=== Directions ===
Without the images, print all the entries below exactly as given.

━━ Dataset rows

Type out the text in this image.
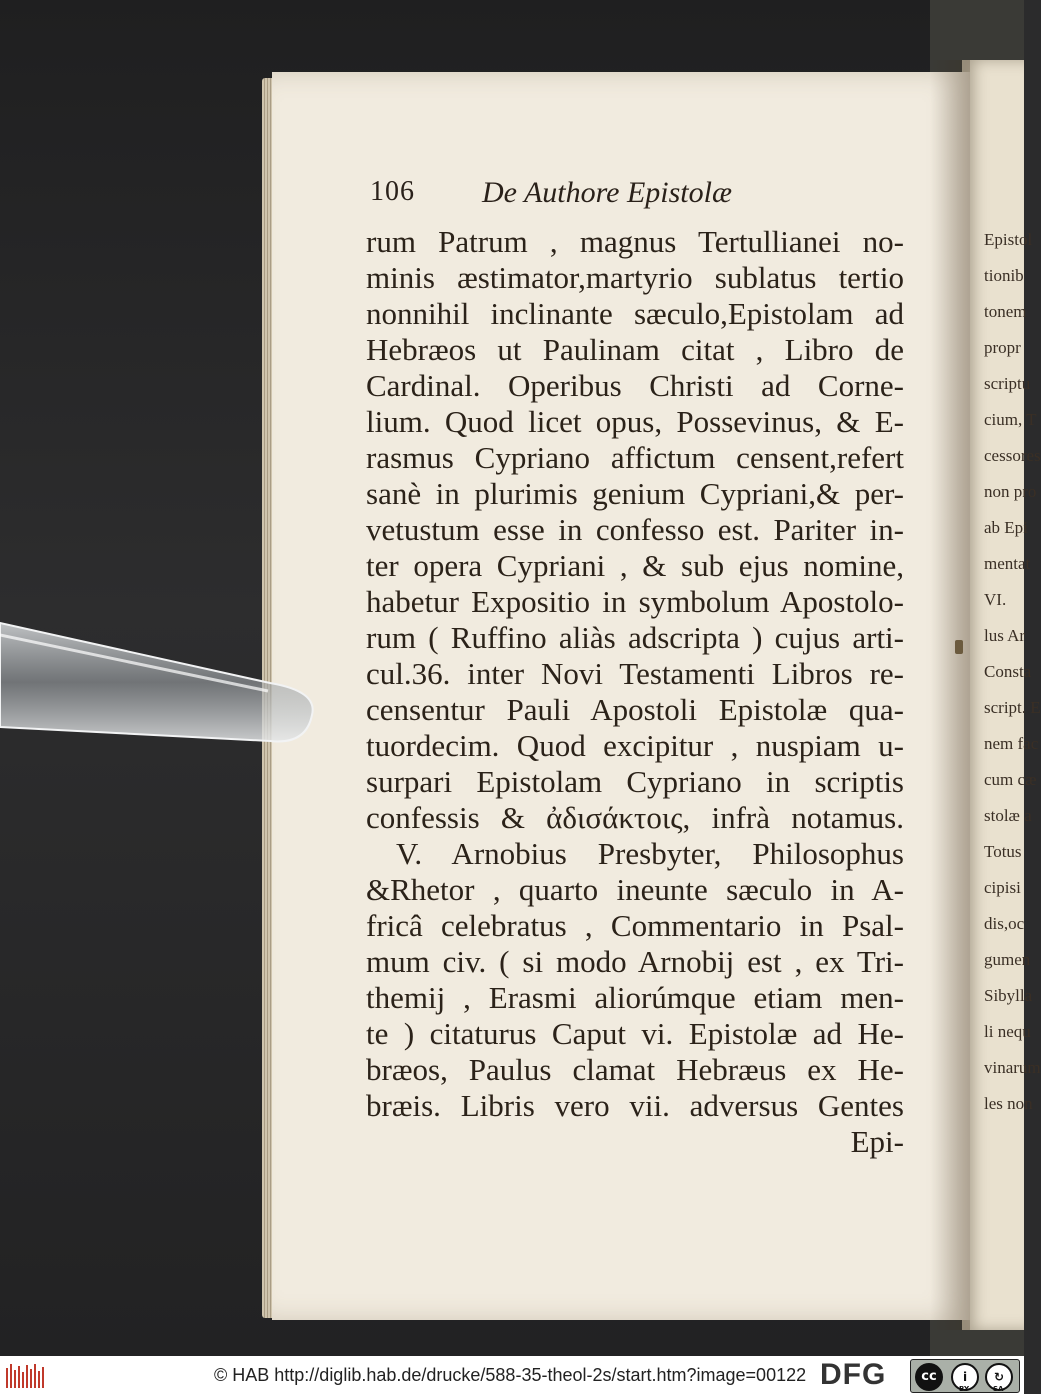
Epistol
tionib
tonem
propr
scriptu
cium, T
cessores
non pro
ab Epi
mentat
VI.
lus Ar
Consta
script. E
nem fac
cum cæ
stolæ a
Totus
cipisi
dis,oc
gumen
Sibylla
li nequ
vinarum
les non
106 De Authore Epistolæ
rum Patrum , magnus Tertullianei no-
minis æstimator,martyrio sublatus tertio
nonnihil inclinante sæculo,Epistolam ad
Hebræos ut Paulinam citat , Libro de
Cardinal. Operibus Christi ad Corne-
lium. Quod licet opus, Possevinus, & E-
rasmus Cypriano affictum censent,refert
sanè in plurimis genium Cypriani,& per-
vetustum esse in confesso est. Pariter in-
ter opera Cypriani , & sub ejus nomine,
habetur Expositio in symbolum Apostolo-
rum ( Ruffino aliàs adscripta ) cujus arti-
cul.36. inter Novi Testamenti Libros re-
censentur Pauli Apostoli Epistolæ qua-
tuordecim. Quod excipitur , nuspiam u-
surpari Epistolam Cypriano in scriptis
confessis & ἀδισάκτοις, infrà notamus.
V. Arnobius Presbyter, Philosophus
&Rhetor , quarto ineunte sæculo in A-
fricâ celebratus , Commentario in Psal-
mum civ. ( si modo Arnobij est , ex Tri-
themij , Erasmi aliorúmque etiam men-
te ) citaturus Caput vi. Epistolæ ad He-
bræos, Paulus clamat Hebræus ex He-
bræis. Libris vero vii. adversus Gentes
Epi-
© HAB http://diglib.hab.de/drucke/588-35-theol-2s/start.htm?image=00122 DFG	cc	i	↻
BY	SA
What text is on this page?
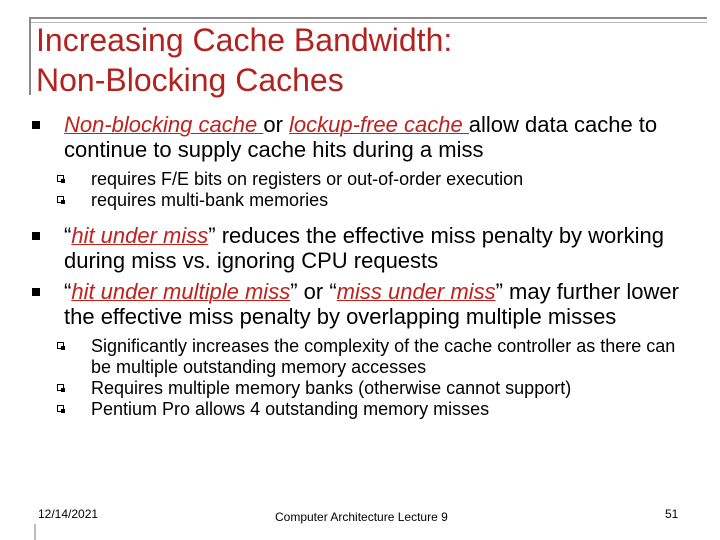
Increasing Cache Bandwidth:
Non-Blocking Caches
Non-blocking cache or lockup-free cache allow data cache to continue to supply cache hits during a miss
requires F/E bits on registers or out-of-order execution
requires multi-bank memories
“hit under miss” reduces the effective miss penalty by working during miss vs. ignoring CPU requests
“hit under multiple miss” or “miss under miss” may further lower the effective miss penalty by overlapping multiple misses
Significantly increases the complexity of the cache controller as there can be multiple outstanding memory accesses
Requires multiple memory banks (otherwise cannot support)
Pentium Pro allows 4 outstanding memory misses
12/14/2021	Computer Architecture Lecture 9	51
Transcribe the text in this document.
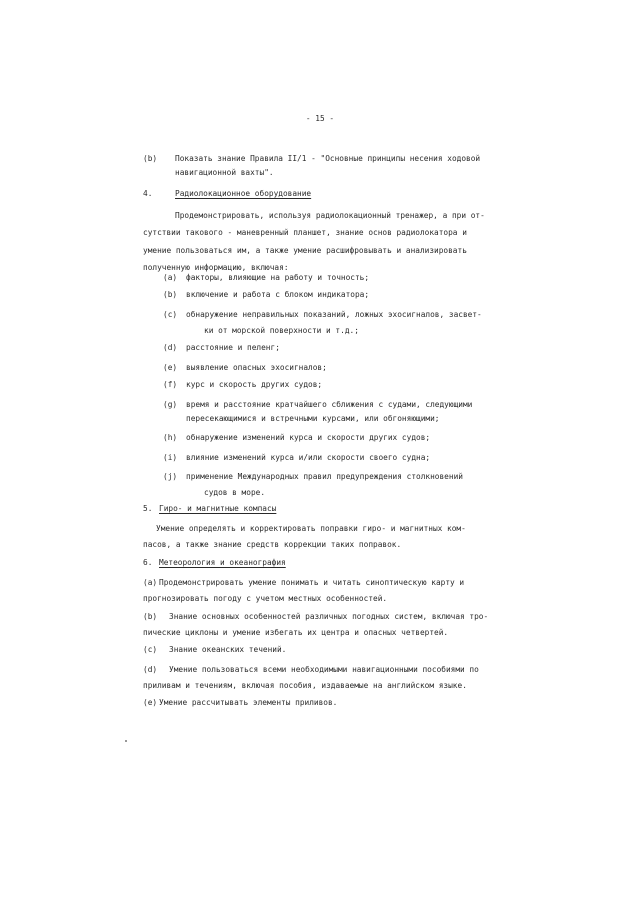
- 15 -
(b) Показать знание Правила II/1 - "Основные принципы несения ходовой
навигационной вахты".
4.	Радиолокационное оборудование
Продемонстрировать, используя радиолокационный тренажер, а при от-
сутствии такового - маневренный планшет, знание основ радиолокатора и
умение пользоваться им, а также умение расшифровывать и анализировать
полученную информацию, включая:
(a) факторы, влияющие на работу и точность;
(b) включение и работа с блоком индикатора;
(c) обнаружение неправильных показаний, ложных эхосигналов, засвет-
ки от морской поверхности и т.д.;
(d) расстояние и пеленг;
(e) выявление опасных эхосигналов;
(f) курс и скорость других судов;
(g) время и расстояние кратчайшего сближения с судами, следующими
пересекающимися и встречными курсами, или обгоняющими;
(h) обнаружение изменений курса и скорости других судов;
(i) влияние изменений курса и/или скорости своего судна;
(j) применение Международных правил предупреждения столкновений
судов в море.
5. Гиро- и магнитные компасы
Умение определять и корректировать поправки гиро- и магнитных ком-
пасов, а также знание средств коррекции таких поправок.
6. Метеорология и океанография
(a) Продемонстрировать умение понимать и читать синоптическую карту и
прогнозировать погоду с учетом местных особенностей.
(b) Знание основных особенностей различных погодных систем, включая тро-
пические циклоны и умение избегать их центра и опасных четвертей.
(c) Знание океанских течений.
(d) Умение пользоваться всеми необходимыми навигационными пособиями по
приливам и течениям, включая пособия, издаваемые на английском языке.
(e) Умение рассчитывать элементы приливов.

━━━━

=== The result ===
Type out the text in this image.
Epistol
tionib
tonem
propr
scriptu
cium, T
cessores
non pro
ab Epi
mentat
VI.
lus Ar
Consta
script. E
nem fac
cum cæ
stolæ a
Totus
cipisi
dis,oc
gumen
Sibylla
li nequ
vinarum
les non
106 De Authore Epistolæ
rum Patrum , magnus Tertullianei no-
minis æstimator,martyrio sublatus tertio
nonnihil inclinante sæculo,Epistolam ad
Hebræos ut Paulinam citat , Libro de
Cardinal. Operibus Christi ad Corne-
lium. Quod licet opus, Possevinus, & E-
rasmus Cypriano affictum censent,refert
sanè in plurimis genium Cypriani,& per-
vetustum esse in confesso est. Pariter in-
ter opera Cypriani , & sub ejus nomine,
habetur Expositio in symbolum Apostolo-
rum ( Ruffino aliàs adscripta ) cujus arti-
cul.36. inter Novi Testamenti Libros re-
censentur Pauli Apostoli Epistolæ qua-
tuordecim. Quod excipitur , nuspiam u-
surpari Epistolam Cypriano in scriptis
confessis & ἀδισάκτοις, infrà notamus.
V. Arnobius Presbyter, Philosophus
&Rhetor , quarto ineunte sæculo in A-
fricâ celebratus , Commentario in Psal-
mum civ. ( si modo Arnobij est , ex Tri-
themij , Erasmi aliorúmque etiam men-
te ) citaturus Caput vi. Epistolæ ad He-
bræos, Paulus clamat Hebræus ex He-
bræis. Libris vero vii. adversus Gentes
Epi-
© HAB http://diglib.hab.de/drucke/588-35-theol-2s/start.htm?image=00122 DFG	cc	i	↻
BY	SA
What text is on this page?
Increasing Cache Bandwidth:
Non-Blocking Caches
Non-blocking cache or lockup-free cache allow data cache to continue to supply cache hits during a miss
requires F/E bits on registers or out-of-order execution
requires multi-bank memories
“hit under miss” reduces the effective miss penalty by working during miss vs. ignoring CPU requests
“hit under multiple miss” or “miss under miss” may further lower the effective miss penalty by overlapping multiple misses
Significantly increases the complexity of the cache controller as there can be multiple outstanding memory accesses
Requires multiple memory banks (otherwise cannot support)
Pentium Pro allows 4 outstanding memory misses
12/14/2021	Computer Architecture Lecture 9	51
Transcribe the text in this document.
- 15 -
(b) Показать знание Правила II/1 - "Основные принципы несения ходовой
навигационной вахты".
4.	Радиолокационное оборудование
Продемонстрировать, используя радиолокационный тренажер, а при от-
сутствии такового - маневренный планшет, знание основ радиолокатора и
умение пользоваться им, а также умение расшифровывать и анализировать
полученную информацию, включая:
(a) факторы, влияющие на работу и точность;
(b) включение и работа с блоком индикатора;
(c) обнаружение неправильных показаний, ложных эхосигналов, засвет-
ки от морской поверхности и т.д.;
(d) расстояние и пеленг;
(e) выявление опасных эхосигналов;
(f) курс и скорость других судов;
(g) время и расстояние кратчайшего сближения с судами, следующими
пересекающимися и встречными курсами, или обгоняющими;
(h) обнаружение изменений курса и скорости других судов;
(i) влияние изменений курса и/или скорости своего судна;
(j) применение Международных правил предупреждения столкновений
судов в море.
5. Гиро- и магнитные компасы
Умение определять и корректировать поправки гиро- и магнитных ком-
пасов, а также знание средств коррекции таких поправок.
6. Метеорология и океанография
(a) Продемонстрировать умение понимать и читать синоптическую карту и
прогнозировать погоду с учетом местных особенностей.
(b) Знание основных особенностей различных погодных систем, включая тро-
пические циклоны и умение избегать их центра и опасных четвертей.
(c) Знание океанских течений.
(d) Умение пользоваться всеми необходимыми навигационными пособиями по
приливам и течениям, включая пособия, издаваемые на английском языке.
(e) Умение рассчитывать элементы приливов.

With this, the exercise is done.